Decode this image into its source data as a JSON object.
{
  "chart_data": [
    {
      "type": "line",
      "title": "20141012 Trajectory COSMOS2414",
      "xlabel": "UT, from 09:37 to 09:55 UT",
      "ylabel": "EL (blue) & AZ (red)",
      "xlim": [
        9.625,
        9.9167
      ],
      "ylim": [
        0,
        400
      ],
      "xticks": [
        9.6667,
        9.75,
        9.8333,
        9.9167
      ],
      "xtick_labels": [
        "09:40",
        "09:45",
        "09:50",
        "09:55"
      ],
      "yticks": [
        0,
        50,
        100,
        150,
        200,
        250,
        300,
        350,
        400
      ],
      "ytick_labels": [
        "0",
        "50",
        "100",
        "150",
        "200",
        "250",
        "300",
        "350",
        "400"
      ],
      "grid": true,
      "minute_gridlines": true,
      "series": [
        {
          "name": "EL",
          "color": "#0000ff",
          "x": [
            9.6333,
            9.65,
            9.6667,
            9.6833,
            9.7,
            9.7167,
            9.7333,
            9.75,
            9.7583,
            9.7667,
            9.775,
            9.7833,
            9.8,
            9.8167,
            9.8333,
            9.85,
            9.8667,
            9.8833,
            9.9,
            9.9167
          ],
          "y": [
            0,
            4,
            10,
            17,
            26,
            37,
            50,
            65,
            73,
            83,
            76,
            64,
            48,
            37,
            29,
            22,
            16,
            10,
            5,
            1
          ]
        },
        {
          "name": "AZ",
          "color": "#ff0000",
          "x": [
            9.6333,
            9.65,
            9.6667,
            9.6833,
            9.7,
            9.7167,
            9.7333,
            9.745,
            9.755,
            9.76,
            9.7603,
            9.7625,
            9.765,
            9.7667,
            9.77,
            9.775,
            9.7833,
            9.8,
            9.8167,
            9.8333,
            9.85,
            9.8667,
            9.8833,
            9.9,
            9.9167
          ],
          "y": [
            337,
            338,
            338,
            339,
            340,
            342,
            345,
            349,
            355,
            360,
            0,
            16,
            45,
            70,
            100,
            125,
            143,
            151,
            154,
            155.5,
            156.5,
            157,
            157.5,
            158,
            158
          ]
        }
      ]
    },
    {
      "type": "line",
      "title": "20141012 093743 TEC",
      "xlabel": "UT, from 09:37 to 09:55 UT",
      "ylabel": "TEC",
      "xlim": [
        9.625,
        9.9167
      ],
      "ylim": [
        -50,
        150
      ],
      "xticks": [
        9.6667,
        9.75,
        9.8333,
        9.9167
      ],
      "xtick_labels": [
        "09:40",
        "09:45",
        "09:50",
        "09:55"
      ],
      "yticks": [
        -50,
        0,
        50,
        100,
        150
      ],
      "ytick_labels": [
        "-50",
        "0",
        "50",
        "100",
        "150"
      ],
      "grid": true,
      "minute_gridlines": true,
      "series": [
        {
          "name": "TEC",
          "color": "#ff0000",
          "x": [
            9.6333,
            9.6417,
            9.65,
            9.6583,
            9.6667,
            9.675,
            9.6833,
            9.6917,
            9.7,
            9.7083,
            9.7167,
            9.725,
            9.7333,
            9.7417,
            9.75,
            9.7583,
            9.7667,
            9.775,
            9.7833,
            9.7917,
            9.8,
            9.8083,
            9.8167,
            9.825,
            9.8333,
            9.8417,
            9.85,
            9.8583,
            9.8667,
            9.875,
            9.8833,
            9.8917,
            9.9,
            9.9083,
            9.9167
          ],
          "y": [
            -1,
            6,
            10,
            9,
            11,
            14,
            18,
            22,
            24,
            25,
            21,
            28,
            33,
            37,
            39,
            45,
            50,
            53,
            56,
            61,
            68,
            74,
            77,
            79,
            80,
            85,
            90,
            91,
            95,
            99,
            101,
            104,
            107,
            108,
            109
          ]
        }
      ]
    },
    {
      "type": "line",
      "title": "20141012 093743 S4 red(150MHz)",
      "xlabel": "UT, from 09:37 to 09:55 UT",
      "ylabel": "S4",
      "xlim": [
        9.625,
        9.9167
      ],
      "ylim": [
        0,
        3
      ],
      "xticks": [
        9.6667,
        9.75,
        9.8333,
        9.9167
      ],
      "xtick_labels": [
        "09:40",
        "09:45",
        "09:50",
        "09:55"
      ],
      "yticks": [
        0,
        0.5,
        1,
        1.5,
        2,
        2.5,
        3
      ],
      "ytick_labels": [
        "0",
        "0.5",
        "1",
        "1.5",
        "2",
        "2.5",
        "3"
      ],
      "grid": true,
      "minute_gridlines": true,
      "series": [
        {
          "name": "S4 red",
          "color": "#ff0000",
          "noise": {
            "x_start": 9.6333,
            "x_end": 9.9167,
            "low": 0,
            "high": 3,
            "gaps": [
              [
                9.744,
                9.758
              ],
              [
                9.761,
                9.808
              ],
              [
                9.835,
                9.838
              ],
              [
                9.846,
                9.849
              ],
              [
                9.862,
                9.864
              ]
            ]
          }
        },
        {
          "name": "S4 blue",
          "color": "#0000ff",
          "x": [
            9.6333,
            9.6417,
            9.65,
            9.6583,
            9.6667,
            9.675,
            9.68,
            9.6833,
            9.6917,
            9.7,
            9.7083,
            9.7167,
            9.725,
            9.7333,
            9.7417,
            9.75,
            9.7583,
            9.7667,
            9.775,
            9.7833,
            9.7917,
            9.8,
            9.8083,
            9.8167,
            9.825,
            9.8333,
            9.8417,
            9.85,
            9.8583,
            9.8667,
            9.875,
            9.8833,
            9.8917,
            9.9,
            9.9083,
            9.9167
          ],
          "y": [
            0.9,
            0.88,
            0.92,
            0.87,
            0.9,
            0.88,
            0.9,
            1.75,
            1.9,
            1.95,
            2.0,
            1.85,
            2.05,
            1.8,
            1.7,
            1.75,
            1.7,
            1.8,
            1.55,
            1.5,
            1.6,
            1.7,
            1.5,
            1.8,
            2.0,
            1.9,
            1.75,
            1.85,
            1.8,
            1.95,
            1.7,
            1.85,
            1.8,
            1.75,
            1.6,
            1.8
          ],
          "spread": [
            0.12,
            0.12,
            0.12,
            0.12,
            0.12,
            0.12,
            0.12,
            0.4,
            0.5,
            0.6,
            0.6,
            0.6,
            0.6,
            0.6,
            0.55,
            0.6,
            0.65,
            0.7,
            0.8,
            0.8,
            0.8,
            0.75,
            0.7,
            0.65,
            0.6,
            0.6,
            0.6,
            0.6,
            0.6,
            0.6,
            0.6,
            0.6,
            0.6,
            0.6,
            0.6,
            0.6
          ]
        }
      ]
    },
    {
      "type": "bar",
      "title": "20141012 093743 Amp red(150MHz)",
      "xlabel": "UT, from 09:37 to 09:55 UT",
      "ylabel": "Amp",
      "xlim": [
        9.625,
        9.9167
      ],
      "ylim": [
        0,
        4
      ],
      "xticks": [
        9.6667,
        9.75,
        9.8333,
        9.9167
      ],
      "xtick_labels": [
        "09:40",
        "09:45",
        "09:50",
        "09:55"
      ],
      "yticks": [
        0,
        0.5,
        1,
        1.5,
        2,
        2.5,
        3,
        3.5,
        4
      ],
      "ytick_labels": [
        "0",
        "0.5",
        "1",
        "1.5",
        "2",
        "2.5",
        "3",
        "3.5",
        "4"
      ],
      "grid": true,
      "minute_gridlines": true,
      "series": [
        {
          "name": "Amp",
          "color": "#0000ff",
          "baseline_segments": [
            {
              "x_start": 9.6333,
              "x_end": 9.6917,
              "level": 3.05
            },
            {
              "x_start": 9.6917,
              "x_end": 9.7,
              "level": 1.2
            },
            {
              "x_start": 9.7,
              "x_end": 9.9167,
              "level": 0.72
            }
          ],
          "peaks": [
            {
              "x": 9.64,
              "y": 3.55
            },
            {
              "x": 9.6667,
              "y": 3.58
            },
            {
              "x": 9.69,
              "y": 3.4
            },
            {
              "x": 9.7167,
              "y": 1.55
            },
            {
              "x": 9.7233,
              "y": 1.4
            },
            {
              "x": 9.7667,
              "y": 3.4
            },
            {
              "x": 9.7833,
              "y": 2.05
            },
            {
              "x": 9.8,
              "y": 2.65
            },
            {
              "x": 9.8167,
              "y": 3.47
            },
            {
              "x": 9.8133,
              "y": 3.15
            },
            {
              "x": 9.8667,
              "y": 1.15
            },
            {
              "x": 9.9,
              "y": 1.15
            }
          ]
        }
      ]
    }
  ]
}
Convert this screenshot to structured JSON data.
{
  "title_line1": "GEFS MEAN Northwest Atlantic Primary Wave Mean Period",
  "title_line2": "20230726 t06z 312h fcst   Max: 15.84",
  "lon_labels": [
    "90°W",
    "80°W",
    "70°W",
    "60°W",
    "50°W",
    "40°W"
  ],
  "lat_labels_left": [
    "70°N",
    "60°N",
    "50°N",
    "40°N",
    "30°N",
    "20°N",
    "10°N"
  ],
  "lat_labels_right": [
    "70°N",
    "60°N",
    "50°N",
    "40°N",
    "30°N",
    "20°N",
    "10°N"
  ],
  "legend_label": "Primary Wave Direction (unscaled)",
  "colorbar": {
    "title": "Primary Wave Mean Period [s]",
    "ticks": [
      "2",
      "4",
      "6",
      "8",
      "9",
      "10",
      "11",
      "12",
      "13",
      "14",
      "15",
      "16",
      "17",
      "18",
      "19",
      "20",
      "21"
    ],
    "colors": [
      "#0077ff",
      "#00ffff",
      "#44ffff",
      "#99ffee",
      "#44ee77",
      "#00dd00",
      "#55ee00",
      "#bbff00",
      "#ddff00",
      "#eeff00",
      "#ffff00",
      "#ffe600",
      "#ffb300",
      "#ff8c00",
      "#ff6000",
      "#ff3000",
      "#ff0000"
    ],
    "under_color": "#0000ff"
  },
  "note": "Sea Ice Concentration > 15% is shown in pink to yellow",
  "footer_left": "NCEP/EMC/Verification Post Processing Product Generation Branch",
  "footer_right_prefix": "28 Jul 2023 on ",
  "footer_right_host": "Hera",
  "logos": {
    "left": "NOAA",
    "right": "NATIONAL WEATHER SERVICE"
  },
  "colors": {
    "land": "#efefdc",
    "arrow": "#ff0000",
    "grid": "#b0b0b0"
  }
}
====
Copy every line of the listing that includes the string "this".

## Result of the exercise
Decode this image into its source data as a JSON object.
Convert this screenshot to structured JSON data.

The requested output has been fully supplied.